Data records

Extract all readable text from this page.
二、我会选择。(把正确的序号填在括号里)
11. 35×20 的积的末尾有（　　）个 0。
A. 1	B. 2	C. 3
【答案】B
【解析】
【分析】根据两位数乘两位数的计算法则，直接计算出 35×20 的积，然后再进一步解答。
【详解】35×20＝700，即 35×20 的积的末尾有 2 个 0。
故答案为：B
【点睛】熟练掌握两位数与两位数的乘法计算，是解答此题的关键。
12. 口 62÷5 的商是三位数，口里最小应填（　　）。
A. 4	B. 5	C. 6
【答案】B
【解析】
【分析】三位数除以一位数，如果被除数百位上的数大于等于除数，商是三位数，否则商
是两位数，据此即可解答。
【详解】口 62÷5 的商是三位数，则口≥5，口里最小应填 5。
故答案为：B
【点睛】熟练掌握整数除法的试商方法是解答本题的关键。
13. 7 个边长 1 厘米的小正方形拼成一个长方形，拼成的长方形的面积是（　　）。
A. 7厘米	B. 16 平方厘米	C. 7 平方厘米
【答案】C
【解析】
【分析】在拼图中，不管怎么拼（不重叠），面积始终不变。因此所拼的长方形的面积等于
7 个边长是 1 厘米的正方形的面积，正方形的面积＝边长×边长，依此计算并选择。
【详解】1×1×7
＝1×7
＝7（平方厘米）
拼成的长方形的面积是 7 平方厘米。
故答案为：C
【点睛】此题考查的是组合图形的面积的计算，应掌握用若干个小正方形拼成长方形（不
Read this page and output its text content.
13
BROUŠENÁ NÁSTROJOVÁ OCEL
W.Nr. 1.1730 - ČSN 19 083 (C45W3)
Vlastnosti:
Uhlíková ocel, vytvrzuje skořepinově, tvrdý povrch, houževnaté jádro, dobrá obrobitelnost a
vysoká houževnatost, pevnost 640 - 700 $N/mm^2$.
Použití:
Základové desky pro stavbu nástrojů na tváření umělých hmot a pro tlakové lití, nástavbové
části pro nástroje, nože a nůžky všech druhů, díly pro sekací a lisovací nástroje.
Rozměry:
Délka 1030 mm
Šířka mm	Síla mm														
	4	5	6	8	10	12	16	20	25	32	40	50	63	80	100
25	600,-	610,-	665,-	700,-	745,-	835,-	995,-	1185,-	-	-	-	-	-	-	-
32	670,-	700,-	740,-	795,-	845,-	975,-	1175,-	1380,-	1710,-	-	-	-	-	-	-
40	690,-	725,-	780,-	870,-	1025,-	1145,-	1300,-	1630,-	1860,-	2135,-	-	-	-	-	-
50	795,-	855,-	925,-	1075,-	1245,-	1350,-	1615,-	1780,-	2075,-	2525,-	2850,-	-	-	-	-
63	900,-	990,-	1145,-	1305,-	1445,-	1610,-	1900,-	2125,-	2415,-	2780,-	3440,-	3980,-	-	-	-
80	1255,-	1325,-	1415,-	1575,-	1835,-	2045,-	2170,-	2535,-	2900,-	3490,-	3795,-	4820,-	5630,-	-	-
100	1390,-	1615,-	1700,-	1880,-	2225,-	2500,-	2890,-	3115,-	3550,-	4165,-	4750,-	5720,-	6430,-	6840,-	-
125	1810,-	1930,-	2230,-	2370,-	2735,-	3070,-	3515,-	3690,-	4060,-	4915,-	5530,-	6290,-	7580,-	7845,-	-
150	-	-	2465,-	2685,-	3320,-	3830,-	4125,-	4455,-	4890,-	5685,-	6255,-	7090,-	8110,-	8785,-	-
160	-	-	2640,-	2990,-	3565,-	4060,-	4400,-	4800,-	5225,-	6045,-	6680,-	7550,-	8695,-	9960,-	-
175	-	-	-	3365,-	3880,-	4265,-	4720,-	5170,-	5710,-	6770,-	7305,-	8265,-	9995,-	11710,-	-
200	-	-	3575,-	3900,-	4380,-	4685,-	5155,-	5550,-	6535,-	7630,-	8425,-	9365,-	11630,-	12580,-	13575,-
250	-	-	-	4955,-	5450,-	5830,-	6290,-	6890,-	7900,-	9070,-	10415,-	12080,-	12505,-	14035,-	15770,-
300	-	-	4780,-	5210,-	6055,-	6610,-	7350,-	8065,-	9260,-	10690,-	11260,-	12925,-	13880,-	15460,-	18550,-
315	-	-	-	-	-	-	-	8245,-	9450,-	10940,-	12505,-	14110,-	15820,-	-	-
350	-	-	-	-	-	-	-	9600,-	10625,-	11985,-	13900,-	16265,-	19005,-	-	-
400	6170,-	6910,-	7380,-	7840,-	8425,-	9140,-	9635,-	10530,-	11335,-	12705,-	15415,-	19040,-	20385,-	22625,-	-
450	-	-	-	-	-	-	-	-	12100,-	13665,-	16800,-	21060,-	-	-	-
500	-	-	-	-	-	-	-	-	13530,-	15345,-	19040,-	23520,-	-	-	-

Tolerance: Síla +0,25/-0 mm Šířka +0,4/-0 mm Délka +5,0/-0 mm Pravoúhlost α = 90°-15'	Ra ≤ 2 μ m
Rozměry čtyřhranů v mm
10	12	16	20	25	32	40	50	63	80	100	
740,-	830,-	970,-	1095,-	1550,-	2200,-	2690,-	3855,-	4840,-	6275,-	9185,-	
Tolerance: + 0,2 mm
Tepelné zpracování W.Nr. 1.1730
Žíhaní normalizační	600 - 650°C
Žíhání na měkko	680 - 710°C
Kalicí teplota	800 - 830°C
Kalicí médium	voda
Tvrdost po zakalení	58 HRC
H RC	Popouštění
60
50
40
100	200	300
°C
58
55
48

### Description of the task
Repeat the material above in full, quoting it exactly.

### Response
Extract all readable text from this page.
二、我会选择。(把正确的序号填在括号里)
11. 35×20 的积的末尾有（　　）个 0。
A. 1	B. 2	C. 3
【答案】B
【解析】
【分析】根据两位数乘两位数的计算法则，直接计算出 35×20 的积，然后再进一步解答。
【详解】35×20＝700，即 35×20 的积的末尾有 2 个 0。
故答案为：B
【点睛】熟练掌握两位数与两位数的乘法计算，是解答此题的关键。
12. 口 62÷5 的商是三位数，口里最小应填（　　）。
A. 4	B. 5	C. 6
【答案】B
【解析】
【分析】三位数除以一位数，如果被除数百位上的数大于等于除数，商是三位数，否则商
是两位数，据此即可解答。
【详解】口 62÷5 的商是三位数，则口≥5，口里最小应填 5。
故答案为：B
【点睛】熟练掌握整数除法的试商方法是解答本题的关键。
13. 7 个边长 1 厘米的小正方形拼成一个长方形，拼成的长方形的面积是（　　）。
A. 7厘米	B. 16 平方厘米	C. 7 平方厘米
【答案】C
【解析】
【分析】在拼图中，不管怎么拼（不重叠），面积始终不变。因此所拼的长方形的面积等于
7 个边长是 1 厘米的正方形的面积，正方形的面积＝边长×边长，依此计算并选择。
【详解】1×1×7
＝1×7
＝7（平方厘米）
拼成的长方形的面积是 7 平方厘米。
故答案为：C
【点睛】此题考查的是组合图形的面积的计算，应掌握用若干个小正方形拼成长方形（不
Read this page and output its text content.
13
BROUŠENÁ NÁSTROJOVÁ OCEL
W.Nr. 1.1730 - ČSN 19 083 (C45W3)
Vlastnosti:
Uhlíková ocel, vytvrzuje skořepinově, tvrdý povrch, houževnaté jádro, dobrá obrobitelnost a
vysoká houževnatost, pevnost 640 - 700 $N/mm^2$.
Použití:
Základové desky pro stavbu nástrojů na tváření umělých hmot a pro tlakové lití, nástavbové
části pro nástroje, nože a nůžky všech druhů, díly pro sekací a lisovací nástroje.
Rozměry:
Délka 1030 mm
Šířka mm	Síla mm														
	4	5	6	8	10	12	16	20	25	32	40	50	63	80	100
25	600,-	610,-	665,-	700,-	745,-	835,-	995,-	1185,-	-	-	-	-	-	-	-
32	670,-	700,-	740,-	795,-	845,-	975,-	1175,-	1380,-	1710,-	-	-	-	-	-	-
40	690,-	725,-	780,-	870,-	1025,-	1145,-	1300,-	1630,-	1860,-	2135,-	-	-	-	-	-
50	795,-	855,-	925,-	1075,-	1245,-	1350,-	1615,-	1780,-	2075,-	2525,-	2850,-	-	-	-	-
63	900,-	990,-	1145,-	1305,-	1445,-	1610,-	1900,-	2125,-	2415,-	2780,-	3440,-	3980,-	-	-	-
80	1255,-	1325,-	1415,-	1575,-	1835,-	2045,-	2170,-	2535,-	2900,-	3490,-	3795,-	4820,-	5630,-	-	-
100	1390,-	1615,-	1700,-	1880,-	2225,-	2500,-	2890,-	3115,-	3550,-	4165,-	4750,-	5720,-	6430,-	6840,-	-
125	1810,-	1930,-	2230,-	2370,-	2735,-	3070,-	3515,-	3690,-	4060,-	4915,-	5530,-	6290,-	7580,-	7845,-	-
150	-	-	2465,-	2685,-	3320,-	3830,-	4125,-	4455,-	4890,-	5685,-	6255,-	7090,-	8110,-	8785,-	-
160	-	-	2640,-	2990,-	3565,-	4060,-	4400,-	4800,-	5225,-	6045,-	6680,-	7550,-	8695,-	9960,-	-
175	-	-	-	3365,-	3880,-	4265,-	4720,-	5170,-	5710,-	6770,-	7305,-	8265,-	9995,-	11710,-	-
200	-	-	3575,-	3900,-	4380,-	4685,-	5155,-	5550,-	6535,-	7630,-	8425,-	9365,-	11630,-	12580,-	13575,-
250	-	-	-	4955,-	5450,-	5830,-	6290,-	6890,-	7900,-	9070,-	10415,-	12080,-	12505,-	14035,-	15770,-
300	-	-	4780,-	5210,-	6055,-	6610,-	7350,-	8065,-	9260,-	10690,-	11260,-	12925,-	13880,-	15460,-	18550,-
315	-	-	-	-	-	-	-	8245,-	9450,-	10940,-	12505,-	14110,-	15820,-	-	-
350	-	-	-	-	-	-	-	9600,-	10625,-	11985,-	13900,-	16265,-	19005,-	-	-
400	6170,-	6910,-	7380,-	7840,-	8425,-	9140,-	9635,-	10530,-	11335,-	12705,-	15415,-	19040,-	20385,-	22625,-	-
450	-	-	-	-	-	-	-	-	12100,-	13665,-	16800,-	21060,-	-	-	-
500	-	-	-	-	-	-	-	-	13530,-	15345,-	19040,-	23520,-	-	-	-

Tolerance: Síla +0,25/-0 mm Šířka +0,4/-0 mm Délka +5,0/-0 mm Pravoúhlost α = 90°-15'	Ra ≤ 2 μ m
Rozměry čtyřhranů v mm
10	12	16	20	25	32	40	50	63	80	100	
740,-	830,-	970,-	1095,-	1550,-	2200,-	2690,-	3855,-	4840,-	6275,-	9185,-	
Tolerance: + 0,2 mm
Tepelné zpracování W.Nr. 1.1730
Žíhaní normalizační	600 - 650°C
Žíhání na měkko	680 - 710°C
Kalicí teplota	800 - 830°C
Kalicí médium	voda
Tvrdost po zakalení	58 HRC
H RC	Popouštění
60
50
40
100	200	300
°C
58
55
48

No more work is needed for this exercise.